Entries taken from a collection
-----
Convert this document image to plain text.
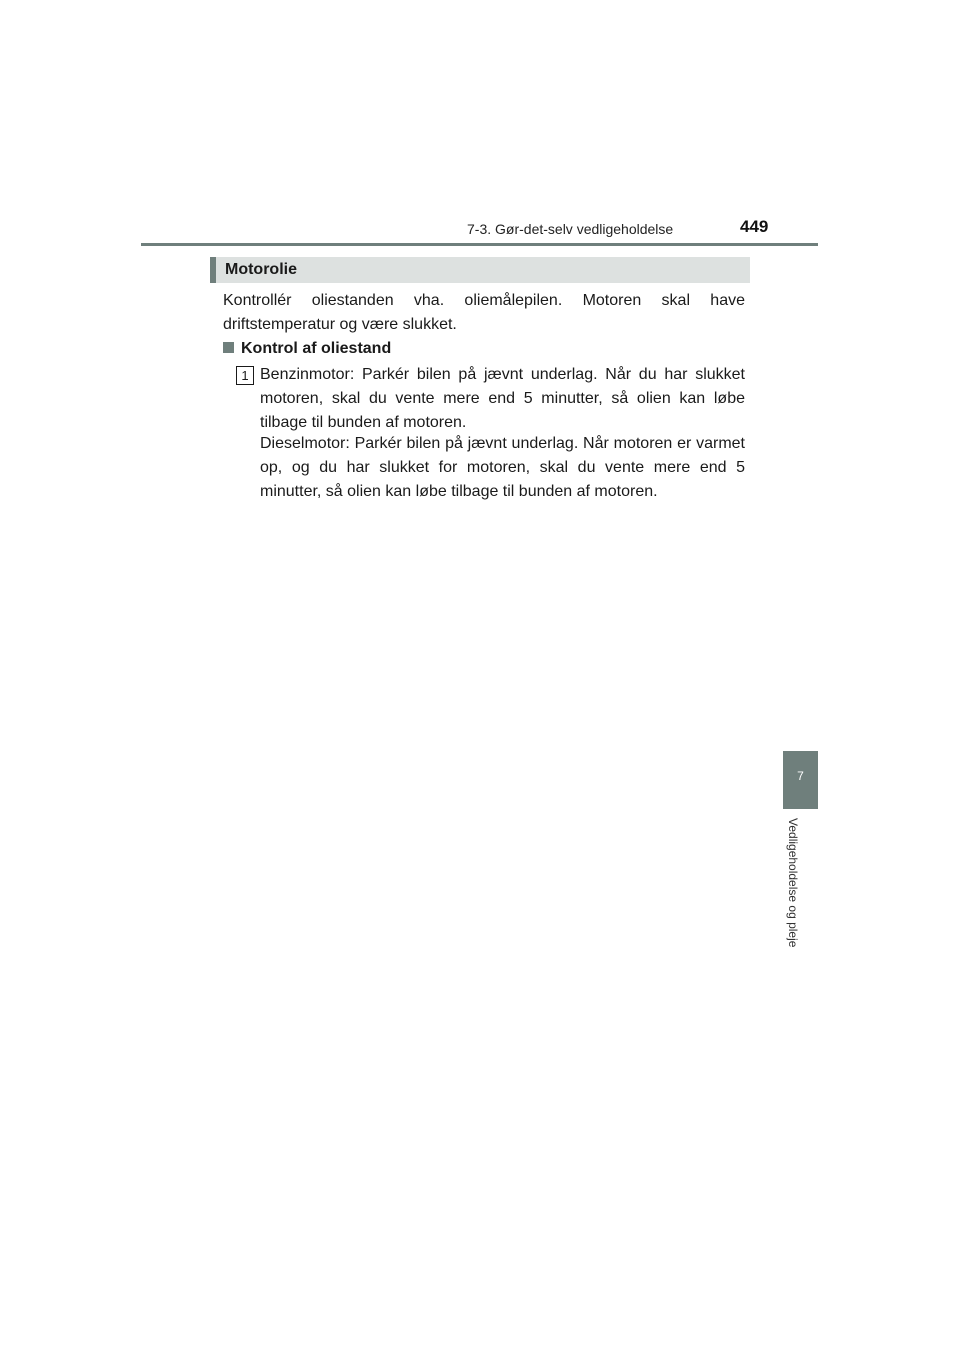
7-3. Gør-det-selv vedligeholdelse	449
Motorolie
Kontrollér oliestanden vha. oliemålepilen. Motoren skal have driftstemperatur og være slukket.
Kontrol af oliestand
1 Benzinmotor: Parkér bilen på jævnt underlag. Når du har slukket motoren, skal du vente mere end 5 minutter, så olien kan løbe tilbage til bunden af motoren.
Dieselmotor: Parkér bilen på jævnt underlag. Når motoren er varmet op, og du har slukket for motoren, skal du vente mere end 5 minutter, så olien kan løbe tilbage til bunden af motoren.
7
Vedligeholdelse og pleje
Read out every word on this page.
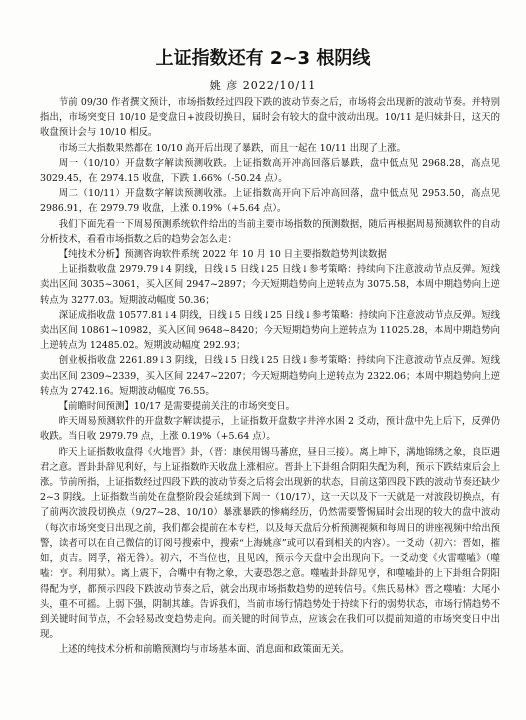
上证指数还有 2~3 根阴线
姚 彦 2022/10/11

节前 09/30 作者撰文预计，市场指数经过四段下跌的波动节奏之后，市场将会出现新的波动节奏。并特别指出，市场突变日 10/10 是变盘日+波段切换日，届时会有较大的盘中波动出现。10/11 是归妹卦日，这天的收盘预计会与 10/10 相反。

市场三大指数果然都在 10/10 高开后出现了暴跌，而且一起在 10/11 出现了上涨。

周一（10/10）开盘数字解读预测收跌。上证指数高开冲高回落后暴跌，盘中低点见 2968.28，高点见 3029.45，在 2974.15 收盘，下跌 1.66%（-50.24 点）。

周二（10/11）开盘数字解读预测收涨。上证指数高开向下后冲高回落，盘中低点见 2953.50，高点见 2986.91，在 2979.79 收盘，上涨 0.19%（+5.64 点）。

我们下面先看一下周易预测系统软件给出的当前主要市场指数的预测数据，随后再根据周易预测软件的自动分析技术，看看市场指数之后的趋势会怎么走：

【纯技术分析】预测咨询软件系统 2022 年 10 月 10 日主要指数趋势判读数据

上证指数收盘 2979.79↓4 阴线，日线↓5 日线↓25 日线↓参考策略：持续向下注意波动节点反弹。短线卖出区间 3035~3061，买入区间 2947~2897；今天短期趋势向上逆转点为 3075.58，本周中期趋势向上逆转点为 3277.03。短期波动幅度 50.36；

深证成指收盘 10577.81↓4 阴线，日线↓5 日线↓25 日线↓参考策略：持续向下注意波动节点反弹。短线卖出区间 10861~10982，买入区间 9648~8420；今天短期趋势向上逆转点为 11025.28，本周中期趋势向上逆转点为 12485.02。短期波动幅度 292.93；

创业板指收盘 2261.89↓3 阴线，日线↓5 日线↓25 日线↓参考策略：持续向下注意波动节点反弹。短线卖出区间 2309~2339，买入区间 2247~2207；今天短期趋势向上逆转点为 2322.06；本周中期趋势向上逆转点为 2742.16。短期波动幅度 76.55。

【前瞻时间预测】10/17 是需要提前关注的市场突变日。

昨天周易预测软件的开盘数字解读提示，上证指数开盘数字井淬水困 2 爻动，预计盘中先上后下，反弹仍收跌。当日收 2979.79 点，上涨 0.19%（+5.64 点）。

昨天上证指数收盘得《火地晋》卦，（晋：康侯用锡马蕃庶，昼日三接）。离上坤下，满地锦绣之象，良臣遇君之意。晋卦卦辞见利好，与上证指数昨天收盘上涨相应。晋卦上下卦组合阴阳失配为利，预示下跌结束后会上涨。节前所指，上证指数经过四段下跌的波动节奏之后将会出现新的状态，目前这第四段下跌的波动节奏还缺少 2~3 阴线。上证指数当前处在盘整阶段会延续到下周一（10/17），这一天以及下一天就是一对波段切换点，有了前两次波段切换点（9/27~28、10/10）暴涨暴跌的惨痛经历，仍然需要警惕届时会出现的较大的盘中波动（每次市场突变日出现之前，我们都会提前在本专栏，以及每天盘后分析预测视频和每周日的讲座视频中给出预警，读者可以在自己微信的订阅号搜索中，搜索“上海姚彦”或可以看到相关的内容）。一爻动（初六：晋如，摧如，贞吉。罔孚，裕无咎）。初六，不当位也，且见凶，预示今天盘中会出现向下。一爻动变《火雷噬嗑》（噬嗑：亨。利用狱）。离上震下，合嘴中有物之象，大妻恐怨之意。噬嗑卦卦辞见亨，和噬嗑卦的上下卦组合阴阳得配为亨，都预示四段下跌波动节奏之后，就会出现市场指数趋势的逆转信号。《焦氏易林》晋之噬嗑：大尾小头，重不可摇。上弱下强，阴制其雄。告诉我们，当前市场行情趋势处于持续下行的弱势状态，市场行情趋势不到关键时间节点，不会轻易改变趋势走向。而关键的时间节点，应该会在我们可以提前知道的市场突变日中出现。

上述的纯技术分析和前瞻预测均与市场基本面、消息面和政策面无关。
-----
## PROBLEM DETAILS
Set every line down exactly as written, leaving each picture out.

## EXPECTED OUTPUT
Convert this document image to plain text.
7-3. Gør-det-selv vedligeholdelse	449
Motorolie
Kontrollér oliestanden vha. oliemålepilen. Motoren skal have driftstemperatur og være slukket.
Kontrol af oliestand
1 Benzinmotor: Parkér bilen på jævnt underlag. Når du har slukket motoren, skal du vente mere end 5 minutter, så olien kan løbe tilbage til bunden af motoren.
Dieselmotor: Parkér bilen på jævnt underlag. Når motoren er varmet op, og du har slukket for motoren, skal du vente mere end 5 minutter, så olien kan løbe tilbage til bunden af motoren.
7
Vedligeholdelse og pleje
Read out every word on this page.
上证指数还有 2~3 根阴线
姚 彦 2022/10/11

节前 09/30 作者撰文预计，市场指数经过四段下跌的波动节奏之后，市场将会出现新的波动节奏。并特别指出，市场突变日 10/10 是变盘日+波段切换日，届时会有较大的盘中波动出现。10/11 是归妹卦日，这天的收盘预计会与 10/10 相反。

市场三大指数果然都在 10/10 高开后出现了暴跌，而且一起在 10/11 出现了上涨。

周一（10/10）开盘数字解读预测收跌。上证指数高开冲高回落后暴跌，盘中低点见 2968.28，高点见 3029.45，在 2974.15 收盘，下跌 1.66%（-50.24 点）。

周二（10/11）开盘数字解读预测收涨。上证指数高开向下后冲高回落，盘中低点见 2953.50，高点见 2986.91，在 2979.79 收盘，上涨 0.19%（+5.64 点）。

我们下面先看一下周易预测系统软件给出的当前主要市场指数的预测数据，随后再根据周易预测软件的自动分析技术，看看市场指数之后的趋势会怎么走：

【纯技术分析】预测咨询软件系统 2022 年 10 月 10 日主要指数趋势判读数据

上证指数收盘 2979.79↓4 阴线，日线↓5 日线↓25 日线↓参考策略：持续向下注意波动节点反弹。短线卖出区间 3035~3061，买入区间 2947~2897；今天短期趋势向上逆转点为 3075.58，本周中期趋势向上逆转点为 3277.03。短期波动幅度 50.36；

深证成指收盘 10577.81↓4 阴线，日线↓5 日线↓25 日线↓参考策略：持续向下注意波动节点反弹。短线卖出区间 10861~10982，买入区间 9648~8420；今天短期趋势向上逆转点为 11025.28，本周中期趋势向上逆转点为 12485.02。短期波动幅度 292.93；

创业板指收盘 2261.89↓3 阴线，日线↓5 日线↓25 日线↓参考策略：持续向下注意波动节点反弹。短线卖出区间 2309~2339，买入区间 2247~2207；今天短期趋势向上逆转点为 2322.06；本周中期趋势向上逆转点为 2742.16。短期波动幅度 76.55。

【前瞻时间预测】10/17 是需要提前关注的市场突变日。

昨天周易预测软件的开盘数字解读提示，上证指数开盘数字井淬水困 2 爻动，预计盘中先上后下，反弹仍收跌。当日收 2979.79 点，上涨 0.19%（+5.64 点）。

昨天上证指数收盘得《火地晋》卦，（晋：康侯用锡马蕃庶，昼日三接）。离上坤下，满地锦绣之象，良臣遇君之意。晋卦卦辞见利好，与上证指数昨天收盘上涨相应。晋卦上下卦组合阴阳失配为利，预示下跌结束后会上涨。节前所指，上证指数经过四段下跌的波动节奏之后将会出现新的状态，目前这第四段下跌的波动节奏还缺少 2~3 阴线。上证指数当前处在盘整阶段会延续到下周一（10/17），这一天以及下一天就是一对波段切换点，有了前两次波段切换点（9/27~28、10/10）暴涨暴跌的惨痛经历，仍然需要警惕届时会出现的较大的盘中波动（每次市场突变日出现之前，我们都会提前在本专栏，以及每天盘后分析预测视频和每周日的讲座视频中给出预警，读者可以在自己微信的订阅号搜索中，搜索“上海姚彦”或可以看到相关的内容）。一爻动（初六：晋如，摧如，贞吉。罔孚，裕无咎）。初六，不当位也，且见凶，预示今天盘中会出现向下。一爻动变《火雷噬嗑》（噬嗑：亨。利用狱）。离上震下，合嘴中有物之象，大妻恐怨之意。噬嗑卦卦辞见亨，和噬嗑卦的上下卦组合阴阳得配为亨，都预示四段下跌波动节奏之后，就会出现市场指数趋势的逆转信号。《焦氏易林》晋之噬嗑：大尾小头，重不可摇。上弱下强，阴制其雄。告诉我们，当前市场行情趋势处于持续下行的弱势状态，市场行情趋势不到关键时间节点，不会轻易改变趋势走向。而关键的时间节点，应该会在我们可以提前知道的市场突变日中出现。

上述的纯技术分析和前瞻预测均与市场基本面、消息面和政策面无关。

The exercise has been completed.